### Requirements
Would you transcribe the whole listing exactly, minus its pictures?

A block of data:
====

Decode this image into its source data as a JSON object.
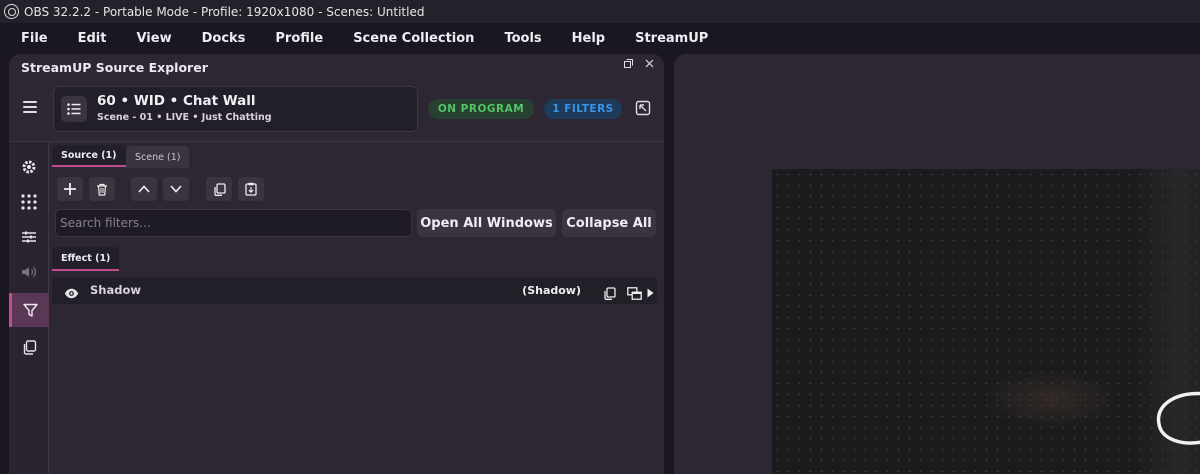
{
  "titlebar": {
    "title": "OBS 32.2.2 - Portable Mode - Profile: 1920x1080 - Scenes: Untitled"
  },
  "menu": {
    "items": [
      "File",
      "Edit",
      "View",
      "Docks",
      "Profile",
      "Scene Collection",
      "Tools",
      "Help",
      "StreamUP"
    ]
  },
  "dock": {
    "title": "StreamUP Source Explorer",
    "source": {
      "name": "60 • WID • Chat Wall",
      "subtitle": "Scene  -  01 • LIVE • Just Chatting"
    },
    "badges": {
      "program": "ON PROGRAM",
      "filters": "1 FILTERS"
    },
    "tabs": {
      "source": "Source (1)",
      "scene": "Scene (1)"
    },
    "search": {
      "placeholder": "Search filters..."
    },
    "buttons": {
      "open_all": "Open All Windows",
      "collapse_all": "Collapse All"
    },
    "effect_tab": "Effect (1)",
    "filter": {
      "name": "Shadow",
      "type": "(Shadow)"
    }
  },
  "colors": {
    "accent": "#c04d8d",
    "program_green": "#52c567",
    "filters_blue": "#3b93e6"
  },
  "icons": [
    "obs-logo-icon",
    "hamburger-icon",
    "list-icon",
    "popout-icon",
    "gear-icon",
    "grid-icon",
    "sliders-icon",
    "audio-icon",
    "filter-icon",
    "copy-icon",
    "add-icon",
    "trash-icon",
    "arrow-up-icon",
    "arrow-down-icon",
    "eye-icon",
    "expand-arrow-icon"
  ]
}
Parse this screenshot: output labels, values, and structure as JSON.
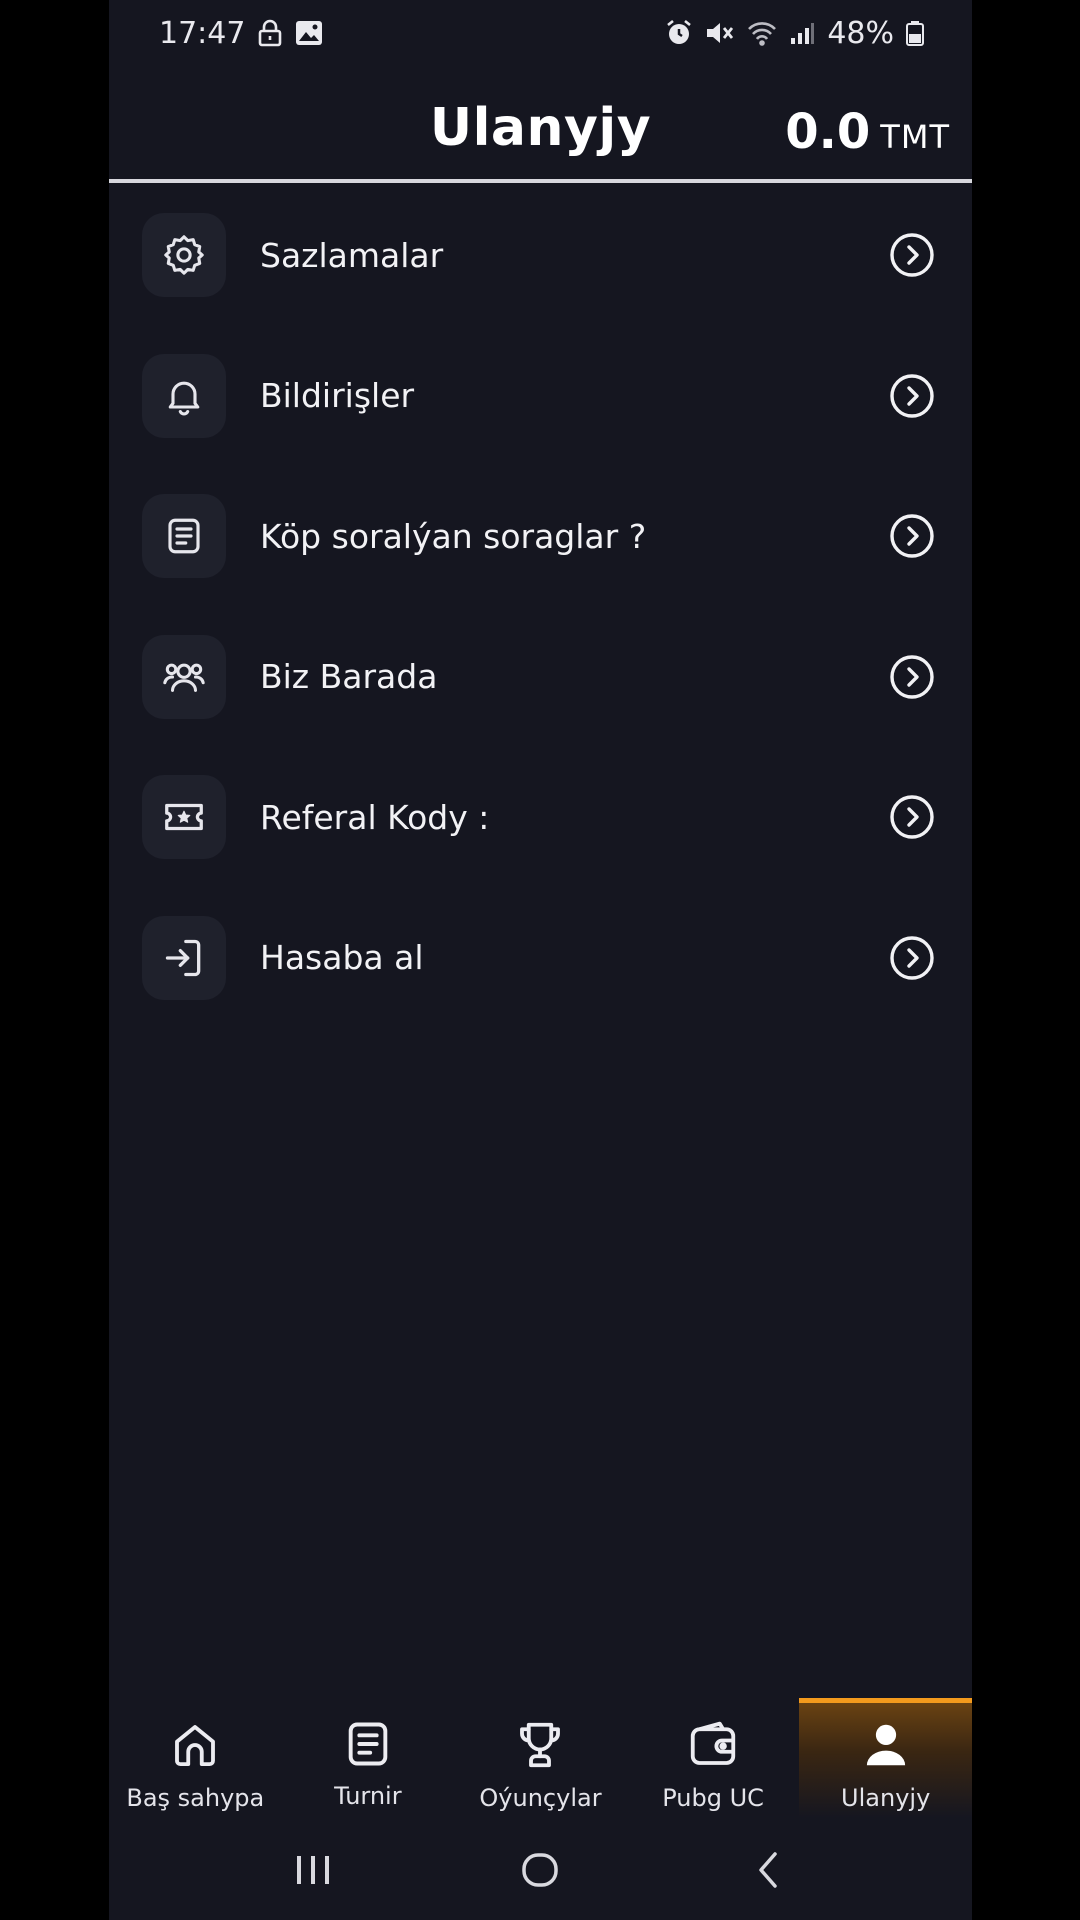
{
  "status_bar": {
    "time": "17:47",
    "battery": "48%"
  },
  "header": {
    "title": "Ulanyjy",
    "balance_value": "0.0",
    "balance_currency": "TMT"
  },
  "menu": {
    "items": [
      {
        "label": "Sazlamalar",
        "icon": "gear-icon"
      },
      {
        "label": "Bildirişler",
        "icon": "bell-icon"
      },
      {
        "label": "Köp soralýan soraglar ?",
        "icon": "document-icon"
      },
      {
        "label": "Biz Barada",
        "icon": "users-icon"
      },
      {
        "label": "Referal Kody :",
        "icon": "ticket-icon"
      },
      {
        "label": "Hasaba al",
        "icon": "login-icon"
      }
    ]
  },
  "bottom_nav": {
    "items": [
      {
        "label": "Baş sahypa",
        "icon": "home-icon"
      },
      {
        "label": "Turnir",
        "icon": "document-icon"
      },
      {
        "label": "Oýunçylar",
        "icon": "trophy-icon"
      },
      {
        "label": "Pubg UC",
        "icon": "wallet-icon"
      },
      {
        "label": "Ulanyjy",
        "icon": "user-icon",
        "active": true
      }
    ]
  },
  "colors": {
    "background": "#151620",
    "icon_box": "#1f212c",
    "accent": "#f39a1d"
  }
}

====

### Written reply
Decode this image into its source data as a JSON object.
{
  "titlebar": {
    "title": "OBS 32.2.2 - Portable Mode - Profile: 1920x1080 - Scenes: Untitled"
  },
  "menu": {
    "items": [
      "File",
      "Edit",
      "View",
      "Docks",
      "Profile",
      "Scene Collection",
      "Tools",
      "Help",
      "StreamUP"
    ]
  },
  "dock": {
    "title": "StreamUP Source Explorer",
    "source": {
      "name": "60 • WID • Chat Wall",
      "subtitle": "Scene  -  01 • LIVE • Just Chatting"
    },
    "badges": {
      "program": "ON PROGRAM",
      "filters": "1 FILTERS"
    },
    "tabs": {
      "source": "Source (1)",
      "scene": "Scene (1)"
    },
    "search": {
      "placeholder": "Search filters..."
    },
    "buttons": {
      "open_all": "Open All Windows",
      "collapse_all": "Collapse All"
    },
    "effect_tab": "Effect (1)",
    "filter": {
      "name": "Shadow",
      "type": "(Shadow)"
    }
  },
  "colors": {
    "accent": "#c04d8d",
    "program_green": "#52c567",
    "filters_blue": "#3b93e6"
  },
  "icons": [
    "obs-logo-icon",
    "hamburger-icon",
    "list-icon",
    "popout-icon",
    "gear-icon",
    "grid-icon",
    "sliders-icon",
    "audio-icon",
    "filter-icon",
    "copy-icon",
    "add-icon",
    "trash-icon",
    "arrow-up-icon",
    "arrow-down-icon",
    "eye-icon",
    "expand-arrow-icon"
  ]
}
Parse this screenshot: output labels, values, and structure as JSON.
{
  "status_bar": {
    "time": "17:47",
    "battery": "48%"
  },
  "header": {
    "title": "Ulanyjy",
    "balance_value": "0.0",
    "balance_currency": "TMT"
  },
  "menu": {
    "items": [
      {
        "label": "Sazlamalar",
        "icon": "gear-icon"
      },
      {
        "label": "Bildirişler",
        "icon": "bell-icon"
      },
      {
        "label": "Köp soralýan soraglar ?",
        "icon": "document-icon"
      },
      {
        "label": "Biz Barada",
        "icon": "users-icon"
      },
      {
        "label": "Referal Kody :",
        "icon": "ticket-icon"
      },
      {
        "label": "Hasaba al",
        "icon": "login-icon"
      }
    ]
  },
  "bottom_nav": {
    "items": [
      {
        "label": "Baş sahypa",
        "icon": "home-icon"
      },
      {
        "label": "Turnir",
        "icon": "document-icon"
      },
      {
        "label": "Oýunçylar",
        "icon": "trophy-icon"
      },
      {
        "label": "Pubg UC",
        "icon": "wallet-icon"
      },
      {
        "label": "Ulanyjy",
        "icon": "user-icon",
        "active": true
      }
    ]
  },
  "colors": {
    "background": "#151620",
    "icon_box": "#1f212c",
    "accent": "#f39a1d"
  }
}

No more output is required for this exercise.